Make a verbatim copy of the entries below; pictures stay out.

BEGIN Dataset extract

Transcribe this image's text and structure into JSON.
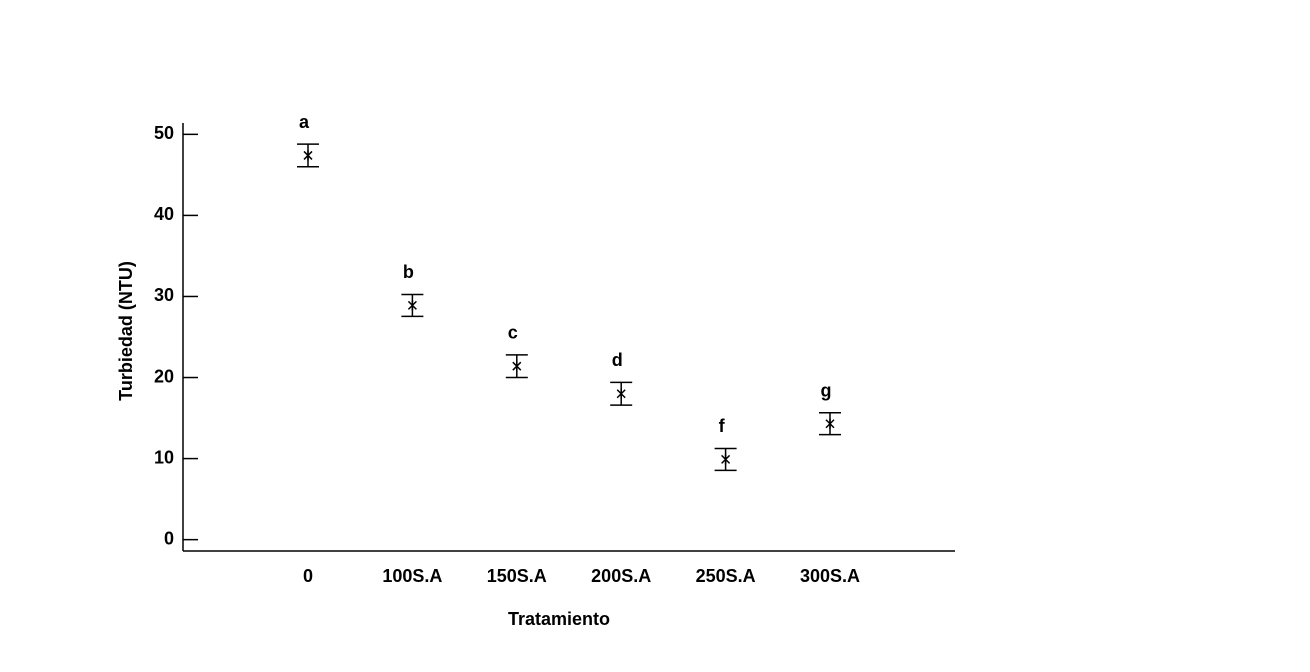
{
  "chart_data": {
    "type": "errorbar",
    "x_label": "Tratamiento",
    "y_label": "Turbiedad (NTU)",
    "categories": [
      "0",
      "100S.A",
      "150S.A",
      "200S.A",
      "250S.A",
      "300S.A"
    ],
    "values": [
      47.4,
      28.9,
      21.4,
      18.0,
      9.9,
      14.3
    ],
    "errors": [
      1.4,
      1.35,
      1.4,
      1.4,
      1.35,
      1.35
    ],
    "annotations": [
      "a",
      "b",
      "c",
      "d",
      "f",
      "g"
    ],
    "color": "#000000",
    "ylim": [
      -1.4,
      51.4
    ],
    "yticks": [
      0,
      10,
      20,
      30,
      40,
      50
    ],
    "grid": false
  }
}
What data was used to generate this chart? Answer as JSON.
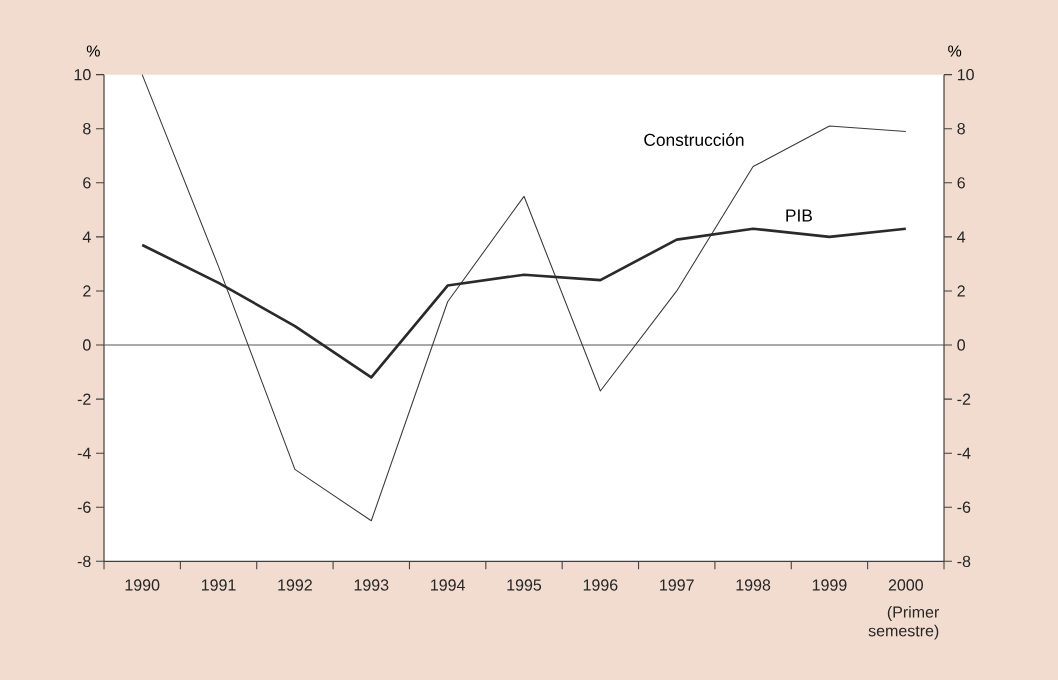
{
  "chart_data": {
    "type": "line",
    "categories": [
      "1990",
      "1991",
      "1992",
      "1993",
      "1994",
      "1995",
      "1996",
      "1997",
      "1998",
      "1999",
      "2000"
    ],
    "series": [
      {
        "name": "Construcción",
        "color": "#3a3a3a",
        "values": [
          10,
          2.9,
          -4.6,
          -6.5,
          1.6,
          5.5,
          -1.7,
          2.0,
          6.6,
          8.1,
          7.9
        ]
      },
      {
        "name": "PIB",
        "color": "#2a2a2a",
        "values": [
          3.7,
          2.3,
          0.7,
          -1.2,
          2.2,
          2.6,
          2.4,
          3.9,
          4.3,
          4.0,
          4.3
        ]
      }
    ],
    "ylabel": "%",
    "y2label": "%",
    "ylim": [
      -8,
      10
    ],
    "yticks": [
      -8,
      -6,
      -4,
      -2,
      0,
      2,
      4,
      6,
      8,
      10
    ],
    "y2lim": [
      -8,
      10
    ],
    "y2ticks": [
      -8,
      -6,
      -4,
      -2,
      0,
      2,
      4,
      6,
      8,
      10
    ],
    "ref_lines": [
      {
        "axis": "y",
        "value": 0,
        "color": "#555555"
      }
    ],
    "annotations": [
      "(Primer semestre)"
    ],
    "grid": false,
    "legend": false,
    "marker": "none",
    "line_style": "solid"
  }
}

END Dataset extract

• [Result of this task]
Transcribe this image's text and structure into JSON.
{
  "chart_data": {
    "type": "errorbar",
    "x_label": "Tratamiento",
    "y_label": "Turbiedad (NTU)",
    "categories": [
      "0",
      "100S.A",
      "150S.A",
      "200S.A",
      "250S.A",
      "300S.A"
    ],
    "values": [
      47.4,
      28.9,
      21.4,
      18.0,
      9.9,
      14.3
    ],
    "errors": [
      1.4,
      1.35,
      1.4,
      1.4,
      1.35,
      1.35
    ],
    "annotations": [
      "a",
      "b",
      "c",
      "d",
      "f",
      "g"
    ],
    "color": "#000000",
    "ylim": [
      -1.4,
      51.4
    ],
    "yticks": [
      0,
      10,
      20,
      30,
      40,
      50
    ],
    "grid": false
  }
}
What data was used to generate this chart? Answer as JSON.
{
  "chart_data": {
    "type": "line",
    "categories": [
      "1990",
      "1991",
      "1992",
      "1993",
      "1994",
      "1995",
      "1996",
      "1997",
      "1998",
      "1999",
      "2000"
    ],
    "series": [
      {
        "name": "Construcción",
        "color": "#3a3a3a",
        "values": [
          10,
          2.9,
          -4.6,
          -6.5,
          1.6,
          5.5,
          -1.7,
          2.0,
          6.6,
          8.1,
          7.9
        ]
      },
      {
        "name": "PIB",
        "color": "#2a2a2a",
        "values": [
          3.7,
          2.3,
          0.7,
          -1.2,
          2.2,
          2.6,
          2.4,
          3.9,
          4.3,
          4.0,
          4.3
        ]
      }
    ],
    "ylabel": "%",
    "y2label": "%",
    "ylim": [
      -8,
      10
    ],
    "yticks": [
      -8,
      -6,
      -4,
      -2,
      0,
      2,
      4,
      6,
      8,
      10
    ],
    "y2lim": [
      -8,
      10
    ],
    "y2ticks": [
      -8,
      -6,
      -4,
      -2,
      0,
      2,
      4,
      6,
      8,
      10
    ],
    "ref_lines": [
      {
        "axis": "y",
        "value": 0,
        "color": "#555555"
      }
    ],
    "annotations": [
      "(Primer semestre)"
    ],
    "grid": false,
    "legend": false,
    "marker": "none",
    "line_style": "solid"
  }
}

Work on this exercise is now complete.